WHAT YOU NEED TO DO: Locate all lines with the word "intermediación". Copy them.

RECORDS SUPPLIED:
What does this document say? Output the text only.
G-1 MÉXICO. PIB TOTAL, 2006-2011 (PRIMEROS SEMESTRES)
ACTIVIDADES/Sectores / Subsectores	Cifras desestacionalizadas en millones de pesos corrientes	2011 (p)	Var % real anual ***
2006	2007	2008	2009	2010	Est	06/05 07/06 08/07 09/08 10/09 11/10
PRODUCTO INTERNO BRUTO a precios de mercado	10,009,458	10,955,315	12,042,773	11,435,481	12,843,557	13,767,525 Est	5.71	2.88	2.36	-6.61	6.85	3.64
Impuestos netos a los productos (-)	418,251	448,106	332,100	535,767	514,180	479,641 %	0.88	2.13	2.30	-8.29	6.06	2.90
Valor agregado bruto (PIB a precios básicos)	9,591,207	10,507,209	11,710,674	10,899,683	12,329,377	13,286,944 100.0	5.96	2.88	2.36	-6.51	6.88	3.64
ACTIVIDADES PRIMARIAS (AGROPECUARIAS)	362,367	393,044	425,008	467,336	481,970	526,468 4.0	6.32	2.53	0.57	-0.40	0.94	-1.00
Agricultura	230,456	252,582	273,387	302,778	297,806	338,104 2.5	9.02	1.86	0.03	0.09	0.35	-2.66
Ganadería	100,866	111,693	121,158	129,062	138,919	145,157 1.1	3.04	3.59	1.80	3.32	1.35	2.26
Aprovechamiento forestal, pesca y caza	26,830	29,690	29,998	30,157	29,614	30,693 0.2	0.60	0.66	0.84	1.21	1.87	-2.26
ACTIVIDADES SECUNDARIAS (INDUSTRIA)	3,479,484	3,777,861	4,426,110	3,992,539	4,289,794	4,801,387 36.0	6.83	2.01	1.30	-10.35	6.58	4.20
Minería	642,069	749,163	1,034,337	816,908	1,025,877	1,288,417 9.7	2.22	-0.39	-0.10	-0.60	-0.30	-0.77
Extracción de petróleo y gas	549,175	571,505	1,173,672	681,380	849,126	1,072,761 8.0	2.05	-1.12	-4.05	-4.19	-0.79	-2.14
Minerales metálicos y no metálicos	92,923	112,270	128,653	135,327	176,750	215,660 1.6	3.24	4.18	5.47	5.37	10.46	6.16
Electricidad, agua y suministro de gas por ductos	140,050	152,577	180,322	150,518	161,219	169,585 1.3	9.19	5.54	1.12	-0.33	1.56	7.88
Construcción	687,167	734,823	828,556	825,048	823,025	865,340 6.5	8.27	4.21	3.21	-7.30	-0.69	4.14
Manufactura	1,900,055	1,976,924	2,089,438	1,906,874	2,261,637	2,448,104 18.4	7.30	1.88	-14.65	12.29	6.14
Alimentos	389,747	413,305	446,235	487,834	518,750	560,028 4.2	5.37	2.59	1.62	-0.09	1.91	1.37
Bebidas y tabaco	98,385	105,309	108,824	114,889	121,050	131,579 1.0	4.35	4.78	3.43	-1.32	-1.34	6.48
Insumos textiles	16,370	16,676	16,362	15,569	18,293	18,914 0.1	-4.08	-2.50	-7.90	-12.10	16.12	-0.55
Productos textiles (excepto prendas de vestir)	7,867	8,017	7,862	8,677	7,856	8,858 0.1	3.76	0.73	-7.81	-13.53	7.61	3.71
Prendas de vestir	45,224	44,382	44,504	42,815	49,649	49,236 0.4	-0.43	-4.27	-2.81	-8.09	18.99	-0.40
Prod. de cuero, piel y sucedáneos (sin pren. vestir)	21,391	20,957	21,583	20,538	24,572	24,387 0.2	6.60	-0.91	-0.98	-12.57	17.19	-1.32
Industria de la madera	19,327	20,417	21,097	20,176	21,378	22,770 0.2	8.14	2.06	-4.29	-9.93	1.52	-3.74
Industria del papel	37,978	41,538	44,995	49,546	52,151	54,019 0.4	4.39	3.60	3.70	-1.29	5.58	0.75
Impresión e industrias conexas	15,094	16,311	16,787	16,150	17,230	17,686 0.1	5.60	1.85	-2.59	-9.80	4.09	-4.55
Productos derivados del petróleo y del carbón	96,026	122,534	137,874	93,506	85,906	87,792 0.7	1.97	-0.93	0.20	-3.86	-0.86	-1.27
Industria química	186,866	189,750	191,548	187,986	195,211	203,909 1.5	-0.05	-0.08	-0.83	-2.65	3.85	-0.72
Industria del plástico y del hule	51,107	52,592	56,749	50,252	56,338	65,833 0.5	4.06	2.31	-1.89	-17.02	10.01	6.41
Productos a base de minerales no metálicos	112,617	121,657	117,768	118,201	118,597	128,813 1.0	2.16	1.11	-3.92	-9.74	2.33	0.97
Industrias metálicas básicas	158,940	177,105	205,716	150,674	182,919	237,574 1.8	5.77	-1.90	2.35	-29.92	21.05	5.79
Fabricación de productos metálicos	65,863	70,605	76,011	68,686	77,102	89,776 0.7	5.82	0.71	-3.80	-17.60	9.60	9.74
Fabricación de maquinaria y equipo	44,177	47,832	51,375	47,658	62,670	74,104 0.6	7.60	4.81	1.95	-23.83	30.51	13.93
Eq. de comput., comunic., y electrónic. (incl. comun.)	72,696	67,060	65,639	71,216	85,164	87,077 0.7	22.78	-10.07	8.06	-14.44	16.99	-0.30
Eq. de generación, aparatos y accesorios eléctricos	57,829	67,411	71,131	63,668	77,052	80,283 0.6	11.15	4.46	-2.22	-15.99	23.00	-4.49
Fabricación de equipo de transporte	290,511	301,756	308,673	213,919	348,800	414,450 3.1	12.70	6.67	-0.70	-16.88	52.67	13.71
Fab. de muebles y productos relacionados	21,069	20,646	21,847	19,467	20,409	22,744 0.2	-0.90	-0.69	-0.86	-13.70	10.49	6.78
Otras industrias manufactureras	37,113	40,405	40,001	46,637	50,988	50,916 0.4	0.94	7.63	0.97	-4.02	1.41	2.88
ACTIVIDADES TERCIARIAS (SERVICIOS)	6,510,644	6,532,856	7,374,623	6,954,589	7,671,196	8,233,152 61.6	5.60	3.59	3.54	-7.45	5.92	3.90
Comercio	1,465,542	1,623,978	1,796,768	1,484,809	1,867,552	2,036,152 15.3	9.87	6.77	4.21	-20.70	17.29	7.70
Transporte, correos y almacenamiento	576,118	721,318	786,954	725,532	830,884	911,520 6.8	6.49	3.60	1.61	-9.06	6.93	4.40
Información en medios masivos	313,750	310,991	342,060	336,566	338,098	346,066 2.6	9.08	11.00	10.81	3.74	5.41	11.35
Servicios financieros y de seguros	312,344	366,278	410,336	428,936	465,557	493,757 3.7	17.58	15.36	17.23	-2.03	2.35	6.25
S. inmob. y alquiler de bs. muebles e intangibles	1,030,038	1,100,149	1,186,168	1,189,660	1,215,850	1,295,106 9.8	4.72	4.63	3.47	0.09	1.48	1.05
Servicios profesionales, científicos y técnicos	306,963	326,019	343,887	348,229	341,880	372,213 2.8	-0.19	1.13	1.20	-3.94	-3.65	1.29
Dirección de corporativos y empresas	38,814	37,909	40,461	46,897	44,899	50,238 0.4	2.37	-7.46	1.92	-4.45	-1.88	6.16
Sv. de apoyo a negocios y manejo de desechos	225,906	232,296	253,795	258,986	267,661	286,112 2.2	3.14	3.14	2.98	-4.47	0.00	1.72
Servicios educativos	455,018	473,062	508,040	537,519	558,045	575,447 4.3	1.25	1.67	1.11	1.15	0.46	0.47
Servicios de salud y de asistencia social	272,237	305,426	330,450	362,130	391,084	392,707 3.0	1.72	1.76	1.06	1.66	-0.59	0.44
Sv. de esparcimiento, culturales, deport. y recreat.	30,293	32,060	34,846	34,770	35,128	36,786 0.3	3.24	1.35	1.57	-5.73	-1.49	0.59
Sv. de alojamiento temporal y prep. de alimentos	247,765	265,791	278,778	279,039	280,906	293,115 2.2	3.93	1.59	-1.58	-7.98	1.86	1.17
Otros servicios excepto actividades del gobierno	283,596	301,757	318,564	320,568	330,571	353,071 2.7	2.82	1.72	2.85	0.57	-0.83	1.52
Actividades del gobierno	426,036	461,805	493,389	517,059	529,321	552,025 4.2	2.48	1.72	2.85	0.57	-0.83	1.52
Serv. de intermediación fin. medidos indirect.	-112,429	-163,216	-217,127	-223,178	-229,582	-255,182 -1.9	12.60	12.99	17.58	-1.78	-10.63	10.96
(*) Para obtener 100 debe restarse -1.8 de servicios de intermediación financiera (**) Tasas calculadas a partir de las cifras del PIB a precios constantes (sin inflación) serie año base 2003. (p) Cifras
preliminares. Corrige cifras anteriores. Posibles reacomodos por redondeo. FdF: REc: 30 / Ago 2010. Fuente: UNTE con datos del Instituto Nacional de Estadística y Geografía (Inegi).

WRITTEN ANSWER:
Serv. de intermediación fin. medidos indirect.	-112,429	-163,216	-217,127	-223,178	-229,582	-255,182 -1.9	12.60	12.99	17.58	-1.78	-10.63	10.96
(*) Para obtener 100 debe restarse -1.8 de servicios de intermediación financiera (**) Tasas calculadas a partir de las cifras del PIB a precios constantes (sin inflación) serie año base 2003. (p) Cifras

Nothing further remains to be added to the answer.